(Saved entries)

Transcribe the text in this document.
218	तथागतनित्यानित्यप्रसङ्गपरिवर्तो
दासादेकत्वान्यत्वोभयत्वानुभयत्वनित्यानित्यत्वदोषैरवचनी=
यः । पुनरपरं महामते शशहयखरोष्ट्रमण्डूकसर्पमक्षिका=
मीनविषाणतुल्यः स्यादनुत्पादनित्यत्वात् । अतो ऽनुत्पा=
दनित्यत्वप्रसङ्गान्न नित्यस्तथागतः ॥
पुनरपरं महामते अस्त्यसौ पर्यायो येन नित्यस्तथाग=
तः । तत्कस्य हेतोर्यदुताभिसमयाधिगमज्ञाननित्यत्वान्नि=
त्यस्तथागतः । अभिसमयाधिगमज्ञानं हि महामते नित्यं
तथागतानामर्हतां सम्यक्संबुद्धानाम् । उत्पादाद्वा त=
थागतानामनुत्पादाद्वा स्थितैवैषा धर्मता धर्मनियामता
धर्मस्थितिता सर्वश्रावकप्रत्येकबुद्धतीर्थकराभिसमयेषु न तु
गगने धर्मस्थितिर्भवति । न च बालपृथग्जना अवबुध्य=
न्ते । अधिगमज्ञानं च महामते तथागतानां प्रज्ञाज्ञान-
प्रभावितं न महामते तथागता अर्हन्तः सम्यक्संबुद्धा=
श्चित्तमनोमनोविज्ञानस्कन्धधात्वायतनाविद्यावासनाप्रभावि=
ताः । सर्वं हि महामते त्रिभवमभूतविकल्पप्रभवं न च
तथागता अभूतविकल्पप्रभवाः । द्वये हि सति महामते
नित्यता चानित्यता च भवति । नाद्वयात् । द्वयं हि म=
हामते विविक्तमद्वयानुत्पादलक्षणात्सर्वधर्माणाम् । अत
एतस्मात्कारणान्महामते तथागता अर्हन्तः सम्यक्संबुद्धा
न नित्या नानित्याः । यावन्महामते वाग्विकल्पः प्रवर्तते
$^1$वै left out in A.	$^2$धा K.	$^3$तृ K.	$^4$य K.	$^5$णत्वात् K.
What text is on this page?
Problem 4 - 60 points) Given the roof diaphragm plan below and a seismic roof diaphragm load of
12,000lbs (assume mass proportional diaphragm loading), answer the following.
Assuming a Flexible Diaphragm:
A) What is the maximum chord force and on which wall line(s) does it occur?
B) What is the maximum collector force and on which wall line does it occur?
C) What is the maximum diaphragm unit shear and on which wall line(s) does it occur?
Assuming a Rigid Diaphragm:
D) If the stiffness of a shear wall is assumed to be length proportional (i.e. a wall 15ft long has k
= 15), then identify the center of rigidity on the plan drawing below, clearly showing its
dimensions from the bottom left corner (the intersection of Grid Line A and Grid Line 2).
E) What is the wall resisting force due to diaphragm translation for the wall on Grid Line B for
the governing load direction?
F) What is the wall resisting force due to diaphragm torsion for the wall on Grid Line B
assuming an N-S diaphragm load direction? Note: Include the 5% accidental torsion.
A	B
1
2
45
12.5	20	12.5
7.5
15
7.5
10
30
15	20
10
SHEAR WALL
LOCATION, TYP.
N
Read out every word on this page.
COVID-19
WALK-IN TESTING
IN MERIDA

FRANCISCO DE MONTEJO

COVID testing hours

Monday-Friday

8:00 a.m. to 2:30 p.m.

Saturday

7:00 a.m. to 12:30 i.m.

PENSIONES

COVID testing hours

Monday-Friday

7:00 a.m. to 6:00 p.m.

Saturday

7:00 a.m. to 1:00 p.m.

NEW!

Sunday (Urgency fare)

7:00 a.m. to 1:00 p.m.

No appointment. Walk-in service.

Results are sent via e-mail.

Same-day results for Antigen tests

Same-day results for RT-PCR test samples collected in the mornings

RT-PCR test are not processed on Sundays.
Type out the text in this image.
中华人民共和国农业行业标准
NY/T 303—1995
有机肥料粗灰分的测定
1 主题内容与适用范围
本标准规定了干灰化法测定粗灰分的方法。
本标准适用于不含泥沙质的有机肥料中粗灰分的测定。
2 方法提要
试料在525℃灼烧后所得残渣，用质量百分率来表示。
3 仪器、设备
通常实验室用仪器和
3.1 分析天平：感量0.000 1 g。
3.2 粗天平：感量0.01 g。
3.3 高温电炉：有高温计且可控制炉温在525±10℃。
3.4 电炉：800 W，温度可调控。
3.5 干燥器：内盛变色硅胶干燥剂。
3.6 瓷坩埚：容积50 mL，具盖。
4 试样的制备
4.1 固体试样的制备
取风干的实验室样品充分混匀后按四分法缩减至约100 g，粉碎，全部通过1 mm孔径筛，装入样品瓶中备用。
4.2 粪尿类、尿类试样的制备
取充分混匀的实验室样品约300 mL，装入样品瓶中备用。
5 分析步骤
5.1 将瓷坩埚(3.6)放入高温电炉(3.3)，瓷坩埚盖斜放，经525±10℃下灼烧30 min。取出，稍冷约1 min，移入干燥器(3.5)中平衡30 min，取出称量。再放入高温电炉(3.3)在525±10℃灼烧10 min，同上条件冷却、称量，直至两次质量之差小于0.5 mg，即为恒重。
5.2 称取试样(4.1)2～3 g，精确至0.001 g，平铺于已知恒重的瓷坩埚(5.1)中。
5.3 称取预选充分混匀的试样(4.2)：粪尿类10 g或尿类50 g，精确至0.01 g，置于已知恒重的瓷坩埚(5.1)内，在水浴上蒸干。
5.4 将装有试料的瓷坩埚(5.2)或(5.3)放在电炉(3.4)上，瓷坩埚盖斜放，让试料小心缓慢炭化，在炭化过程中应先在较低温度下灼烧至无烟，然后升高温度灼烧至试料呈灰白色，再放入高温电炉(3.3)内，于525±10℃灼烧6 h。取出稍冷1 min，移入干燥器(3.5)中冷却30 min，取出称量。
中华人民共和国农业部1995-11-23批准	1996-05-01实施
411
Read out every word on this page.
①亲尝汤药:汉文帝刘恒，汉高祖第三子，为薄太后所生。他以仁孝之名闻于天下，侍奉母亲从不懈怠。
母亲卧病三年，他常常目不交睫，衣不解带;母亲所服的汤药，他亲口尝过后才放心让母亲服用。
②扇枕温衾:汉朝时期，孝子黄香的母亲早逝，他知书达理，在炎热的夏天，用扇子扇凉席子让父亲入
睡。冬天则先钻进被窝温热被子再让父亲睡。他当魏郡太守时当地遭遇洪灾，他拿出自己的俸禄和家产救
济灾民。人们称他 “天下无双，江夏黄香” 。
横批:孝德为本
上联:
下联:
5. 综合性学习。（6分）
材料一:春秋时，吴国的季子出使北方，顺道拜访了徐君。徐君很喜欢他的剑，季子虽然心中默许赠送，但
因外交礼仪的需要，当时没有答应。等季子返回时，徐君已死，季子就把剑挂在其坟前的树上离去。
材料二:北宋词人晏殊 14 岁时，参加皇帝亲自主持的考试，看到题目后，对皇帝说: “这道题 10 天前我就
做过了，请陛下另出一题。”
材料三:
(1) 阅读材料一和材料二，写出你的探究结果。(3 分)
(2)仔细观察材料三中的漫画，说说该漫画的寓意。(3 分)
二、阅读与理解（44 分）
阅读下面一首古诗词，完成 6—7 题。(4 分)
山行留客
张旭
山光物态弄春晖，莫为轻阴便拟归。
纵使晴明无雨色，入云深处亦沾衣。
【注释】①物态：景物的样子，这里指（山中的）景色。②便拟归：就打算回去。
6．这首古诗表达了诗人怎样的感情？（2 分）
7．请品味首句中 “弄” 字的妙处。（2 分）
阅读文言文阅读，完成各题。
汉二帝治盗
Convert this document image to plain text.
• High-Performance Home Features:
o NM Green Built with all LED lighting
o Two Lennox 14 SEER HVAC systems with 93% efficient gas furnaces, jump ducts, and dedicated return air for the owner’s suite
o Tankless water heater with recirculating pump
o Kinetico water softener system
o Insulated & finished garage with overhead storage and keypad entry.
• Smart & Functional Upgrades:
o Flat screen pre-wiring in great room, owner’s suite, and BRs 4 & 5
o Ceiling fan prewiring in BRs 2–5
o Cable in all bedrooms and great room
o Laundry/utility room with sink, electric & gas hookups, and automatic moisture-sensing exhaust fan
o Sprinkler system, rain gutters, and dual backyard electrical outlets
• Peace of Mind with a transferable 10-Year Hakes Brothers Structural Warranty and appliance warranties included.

Exercise instructions: Return every line holding the word "torsion" from the records.

The answer:
F) What is the wall resisting force due to diaphragm torsion for the wall on Grid Line B
assuming an N-S diaphragm load direction? Note: Include the 5% accidental torsion.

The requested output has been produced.